- _Aim_
Extract every record, exactly as written, and ignore the pictures.

* Begin *

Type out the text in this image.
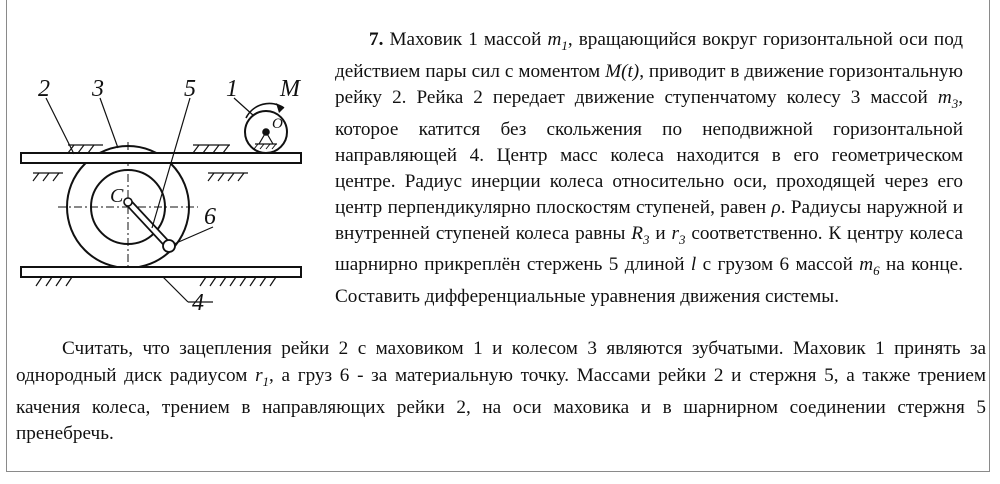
2 3	5 1 M
C
6
4
O

7. Маховик 1 массой $m_1$, вращающийся вокруг горизонтальной оси под действием пары сил с моментом M(t), приводит в движение горизонтальную рейку 2. Рейка 2 передает движение ступенчатому колесу 3 массой $m_3$, которое катится без скольжения по неподвижной горизонтальной направляющей 4. Центр масс колеса находится в его геометрическом центре. Радиус инерции колеса относительно оси, проходящей через его центр перпендикулярно плоскостям ступеней, равен ρ. Радиусы наружной и внутренней ступеней колеса равны $R_3$ и $r_3$ соответственно. К центру колеса шарнирно прикреплён стержень 5 длиной l с грузом 6 массой $m_6$ на конце. Составить дифференциальные уравнения движения системы.

Считать, что зацепления рейки 2 с маховиком 1 и колесом 3 являются зубчатыми. Маховик 1 принять за однородный диск радиусом $r_1$, а груз 6 - за материальную точку. Массами рейки 2 и стержня 5, а также трением качения колеса, трением в направляющих рейки 2, на оси маховика и в шарнирном соединении стержня 5 пренебречь.
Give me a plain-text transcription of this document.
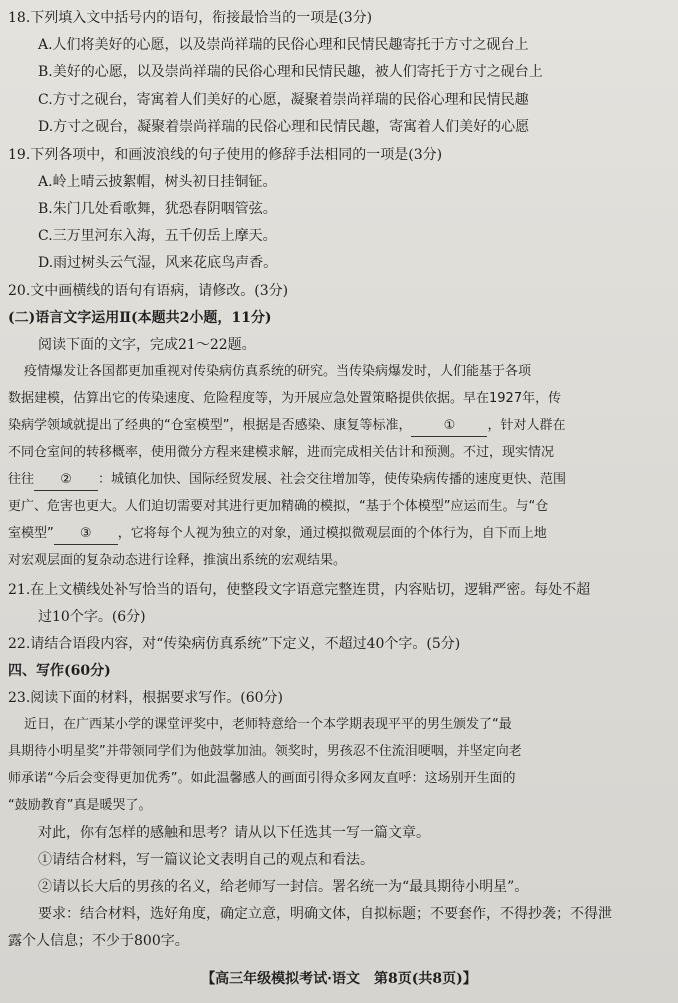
18.下列填入文中括号内的语句，衔接最恰当的一项是(3分)
A.人们将美好的心愿，以及崇尚祥瑞的民俗心理和民情民趣寄托于方寸之砚台上
B.美好的心愿，以及崇尚祥瑞的民俗心理和民情民趣，被人们寄托于方寸之砚台上
C.方寸之砚台，寄寓着人们美好的心愿，凝聚着崇尚祥瑞的民俗心理和民情民趣
D.方寸之砚台，凝聚着崇尚祥瑞的民俗心理和民情民趣，寄寓着人们美好的心愿
19.下列各项中，和画波浪线的句子使用的修辞手法相同的一项是(3分)
A.岭上晴云披絮帽，树头初日挂铜钲。
B.朱门几处看歌舞，犹恐春阴咽管弦。
C.三万里河东入海，五千仞岳上摩天。
D.雨过树头云气湿，风来花底鸟声香。
20.文中画横线的语句有语病，请修改。(3分)
(二)语言文字运用Ⅱ(本题共2小题，11分)
阅读下面的文字，完成21～22题。
疫情爆发让各国都更加重视对传染病仿真系统的研究。当传染病爆发时，人们能基于各项
数据建模，估算出它的传染速度、危险程度等，为开展应急处置策略提供依据。早在1927年，传
染病学领域就提出了经典的“仓室模型”，根据是否感染、康复等标准， ① ，针对人群在
不同仓室间的转移概率，使用微分方程来建模求解，进而完成相关估计和预测。不过，现实情况
往往 ② ：城镇化加快、国际经贸发展、社会交往增加等，使传染病传播的速度更快、范围
更广、危害也更大。人们迫切需要对其进行更加精确的模拟，“基于个体模型”应运而生。与“仓
室模型” ③ ，它将每个人视为独立的对象，通过模拟微观层面的个体行为，自下而上地
对宏观层面的复杂动态进行诠释，推演出系统的宏观结果。
21.在上文横线处补写恰当的语句，使整段文字语意完整连贯，内容贴切，逻辑严密。每处不超
过10个字。(6分)
22.请结合语段内容，对“传染病仿真系统”下定义，不超过40个字。(5分)
四、写作(60分)
23.阅读下面的材料，根据要求写作。(60分)
近日，在广西某小学的课堂评奖中，老师特意给一个本学期表现平平的男生颁发了“最
具期待小明星奖”并带领同学们为他鼓掌加油。领奖时，男孩忍不住流泪哽咽，并坚定向老
师承诺“今后会变得更加优秀”。如此温馨感人的画面引得众多网友直呼：这场别开生面的
“鼓励教育”真是暖哭了。
对此，你有怎样的感触和思考？请从以下任选其一写一篇文章。
①请结合材料，写一篇议论文表明自己的观点和看法。
②请以长大后的男孩的名义，给老师写一封信。署名统一为“最具期待小明星”。
要求：结合材料，选好角度，确定立意，明确文体，自拟标题；不要套作，不得抄袭；不得泄
露个人信息；不少于800字。
【高三年级模拟考试·语文　第8页(共8页)】
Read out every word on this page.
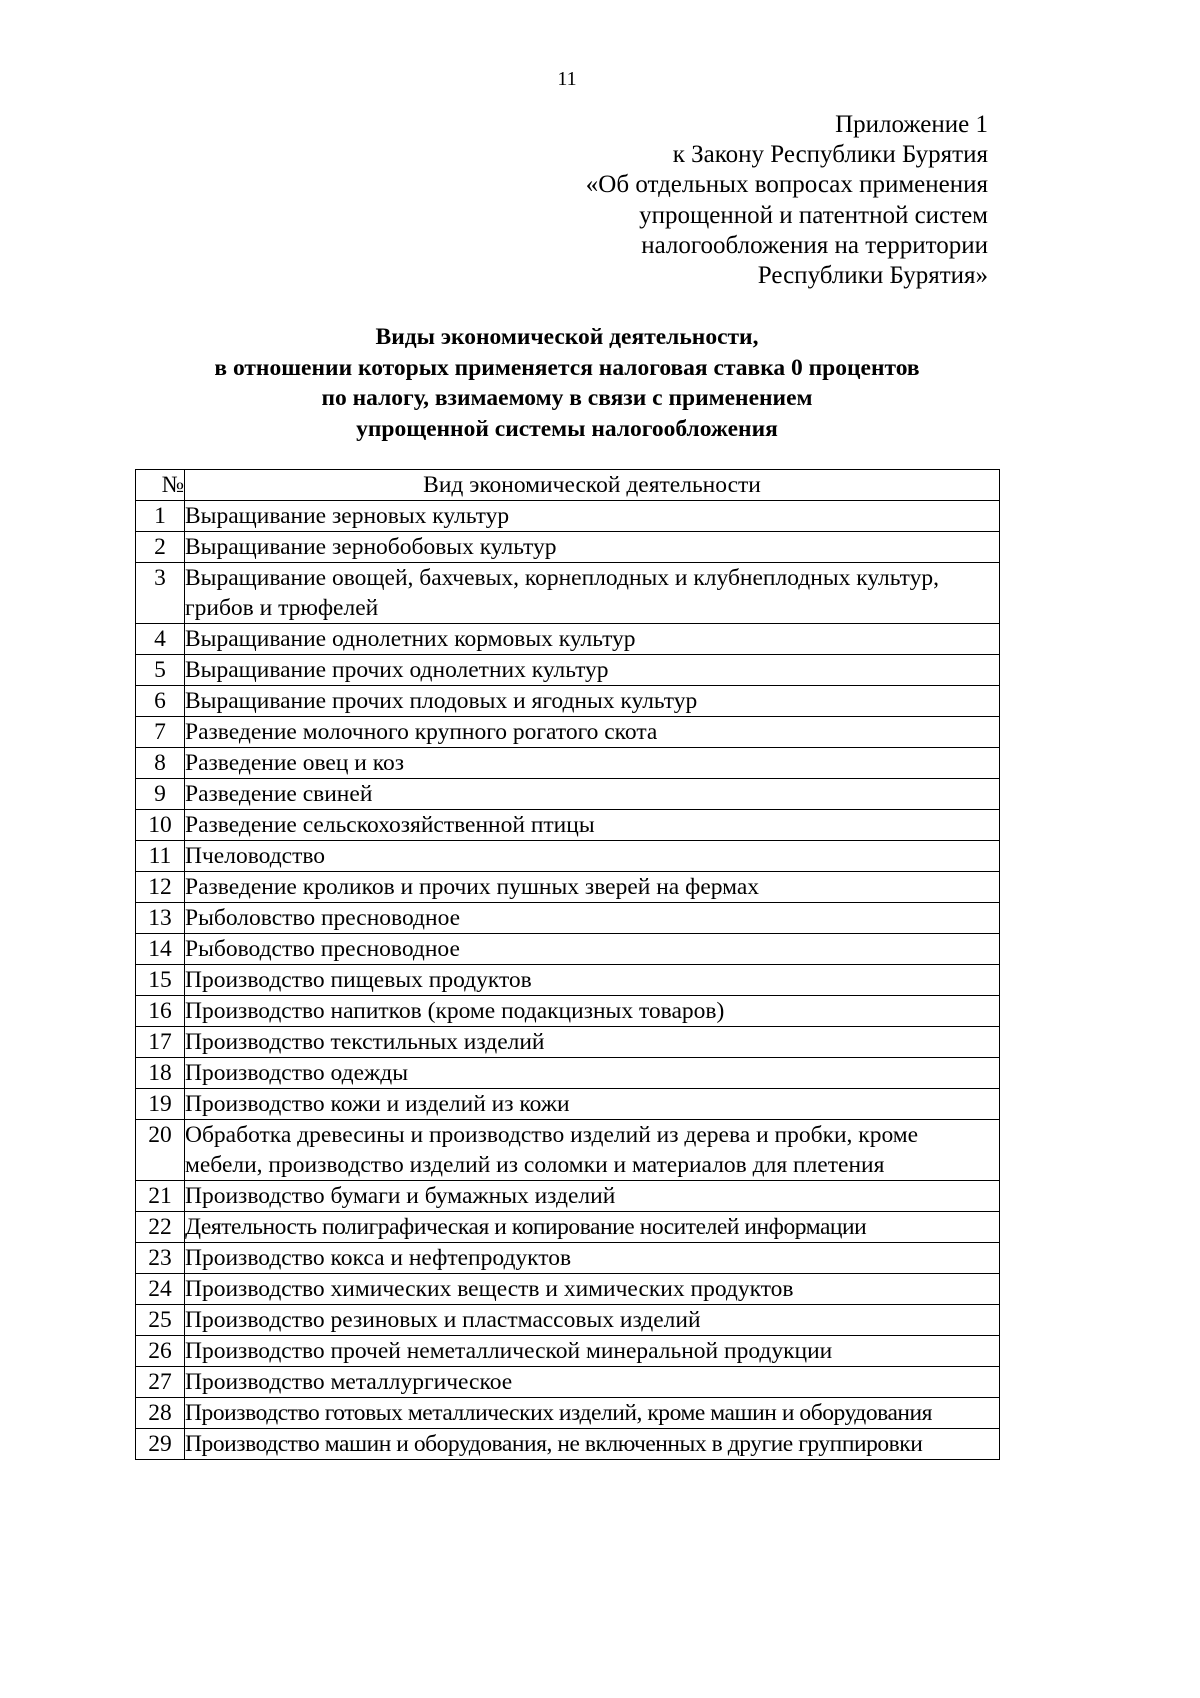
11
Приложение 1
к Закону Республики Бурятия
«Об отдельных вопросах применения
упрощенной и патентной систем
налогообложения на территории
Республики Бурятия»
Виды экономической деятельности,
в отношении которых применяется налоговая ставка 0 процентов
по налогу, взимаемому в связи с применением
упрощенной системы налогообложения
№	Вид экономической деятельности
1	Выращивание зерновых культур
2	Выращивание зернобобовых культур
3	Выращивание овощей, бахчевых, корнеплодных и клубнеплодных культур, грибов и трюфелей
4	Выращивание однолетних кормовых культур
5	Выращивание прочих однолетних культур
6	Выращивание прочих плодовых и ягодных культур
7	Разведение молочного крупного рогатого скота
8	Разведение овец и коз
9	Разведение свиней
10	Разведение сельскохозяйственной птицы
11	Пчеловодство
12	Разведение кроликов и прочих пушных зверей на фермах
13	Рыболовство пресноводное
14	Рыбоводство пресноводное
15	Производство пищевых продуктов
16	Производство напитков (кроме подакцизных товаров)
17	Производство текстильных изделий
18	Производство одежды
19	Производство кожи и изделий из кожи
20	Обработка древесины и производство изделий из дерева и пробки, кроме мебели, производство изделий из соломки и материалов для плетения
21	Производство бумаги и бумажных изделий
22	Деятельность полиграфическая и копирование носителей информации
23	Производство кокса и нефтепродуктов
24	Производство химических веществ и химических продуктов
25	Производство резиновых и пластмассовых изделий
26	Производство прочей неметаллической минеральной продукции
27	Производство металлургическое
28	Производство готовых металлических изделий, кроме машин и оборудования
29	Производство машин и оборудования, не включенных в другие группировки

* End *

- _Exercise output_
Type out the text in this image.
2 3	5 1 M
C
6
4
O

7. Маховик 1 массой $m_1$, вращающийся вокруг горизонтальной оси под действием пары сил с моментом M(t), приводит в движение горизонтальную рейку 2. Рейка 2 передает движение ступенчатому колесу 3 массой $m_3$, которое катится без скольжения по неподвижной горизонтальной направляющей 4. Центр масс колеса находится в его геометрическом центре. Радиус инерции колеса относительно оси, проходящей через его центр перпендикулярно плоскостям ступеней, равен ρ. Радиусы наружной и внутренней ступеней колеса равны $R_3$ и $r_3$ соответственно. К центру колеса шарнирно прикреплён стержень 5 длиной l с грузом 6 массой $m_6$ на конце. Составить дифференциальные уравнения движения системы.

Считать, что зацепления рейки 2 с маховиком 1 и колесом 3 являются зубчатыми. Маховик 1 принять за однородный диск радиусом $r_1$, а груз 6 - за материальную точку. Массами рейки 2 и стержня 5, а также трением качения колеса, трением в направляющих рейки 2, на оси маховика и в шарнирном соединении стержня 5 пренебречь.
Give me a plain-text transcription of this document.
18.下列填入文中括号内的语句，衔接最恰当的一项是(3分)
A.人们将美好的心愿，以及崇尚祥瑞的民俗心理和民情民趣寄托于方寸之砚台上
B.美好的心愿，以及崇尚祥瑞的民俗心理和民情民趣，被人们寄托于方寸之砚台上
C.方寸之砚台，寄寓着人们美好的心愿，凝聚着崇尚祥瑞的民俗心理和民情民趣
D.方寸之砚台，凝聚着崇尚祥瑞的民俗心理和民情民趣，寄寓着人们美好的心愿
19.下列各项中，和画波浪线的句子使用的修辞手法相同的一项是(3分)
A.岭上晴云披絮帽，树头初日挂铜钲。
B.朱门几处看歌舞，犹恐春阴咽管弦。
C.三万里河东入海，五千仞岳上摩天。
D.雨过树头云气湿，风来花底鸟声香。
20.文中画横线的语句有语病，请修改。(3分)
(二)语言文字运用Ⅱ(本题共2小题，11分)
阅读下面的文字，完成21～22题。
疫情爆发让各国都更加重视对传染病仿真系统的研究。当传染病爆发时，人们能基于各项
数据建模，估算出它的传染速度、危险程度等，为开展应急处置策略提供依据。早在1927年，传
染病学领域就提出了经典的“仓室模型”，根据是否感染、康复等标准， ① ，针对人群在
不同仓室间的转移概率，使用微分方程来建模求解，进而完成相关估计和预测。不过，现实情况
往往 ② ：城镇化加快、国际经贸发展、社会交往增加等，使传染病传播的速度更快、范围
更广、危害也更大。人们迫切需要对其进行更加精确的模拟，“基于个体模型”应运而生。与“仓
室模型” ③ ，它将每个人视为独立的对象，通过模拟微观层面的个体行为，自下而上地
对宏观层面的复杂动态进行诠释，推演出系统的宏观结果。
21.在上文横线处补写恰当的语句，使整段文字语意完整连贯，内容贴切，逻辑严密。每处不超
过10个字。(6分)
22.请结合语段内容，对“传染病仿真系统”下定义，不超过40个字。(5分)
四、写作(60分)
23.阅读下面的材料，根据要求写作。(60分)
近日，在广西某小学的课堂评奖中，老师特意给一个本学期表现平平的男生颁发了“最
具期待小明星奖”并带领同学们为他鼓掌加油。领奖时，男孩忍不住流泪哽咽，并坚定向老
师承诺“今后会变得更加优秀”。如此温馨感人的画面引得众多网友直呼：这场别开生面的
“鼓励教育”真是暖哭了。
对此，你有怎样的感触和思考？请从以下任选其一写一篇文章。
①请结合材料，写一篇议论文表明自己的观点和看法。
②请以长大后的男孩的名义，给老师写一封信。署名统一为“最具期待小明星”。
要求：结合材料，选好角度，确定立意，明确文体，自拟标题；不要套作，不得抄袭；不得泄
露个人信息；不少于800字。
【高三年级模拟考试·语文　第8页(共8页)】
Read out every word on this page.
11
Приложение 1
к Закону Республики Бурятия
«Об отдельных вопросах применения
упрощенной и патентной систем
налогообложения на территории
Республики Бурятия»
Виды экономической деятельности,
в отношении которых применяется налоговая ставка 0 процентов
по налогу, взимаемому в связи с применением
упрощенной системы налогообложения
№	Вид экономической деятельности
1	Выращивание зерновых культур
2	Выращивание зернобобовых культур
3	Выращивание овощей, бахчевых, корнеплодных и клубнеплодных культур, грибов и трюфелей
4	Выращивание однолетних кормовых культур
5	Выращивание прочих однолетних культур
6	Выращивание прочих плодовых и ягодных культур
7	Разведение молочного крупного рогатого скота
8	Разведение овец и коз
9	Разведение свиней
10	Разведение сельскохозяйственной птицы
11	Пчеловодство
12	Разведение кроликов и прочих пушных зверей на фермах
13	Рыболовство пресноводное
14	Рыбоводство пресноводное
15	Производство пищевых продуктов
16	Производство напитков (кроме подакцизных товаров)
17	Производство текстильных изделий
18	Производство одежды
19	Производство кожи и изделий из кожи
20	Обработка древесины и производство изделий из дерева и пробки, кроме мебели, производство изделий из соломки и материалов для плетения
21	Производство бумаги и бумажных изделий
22	Деятельность полиграфическая и копирование носителей информации
23	Производство кокса и нефтепродуктов
24	Производство химических веществ и химических продуктов
25	Производство резиновых и пластмассовых изделий
26	Производство прочей неметаллической минеральной продукции
27	Производство металлургическое
28	Производство готовых металлических изделий, кроме машин и оборудования
29	Производство машин и оборудования, не включенных в другие группировки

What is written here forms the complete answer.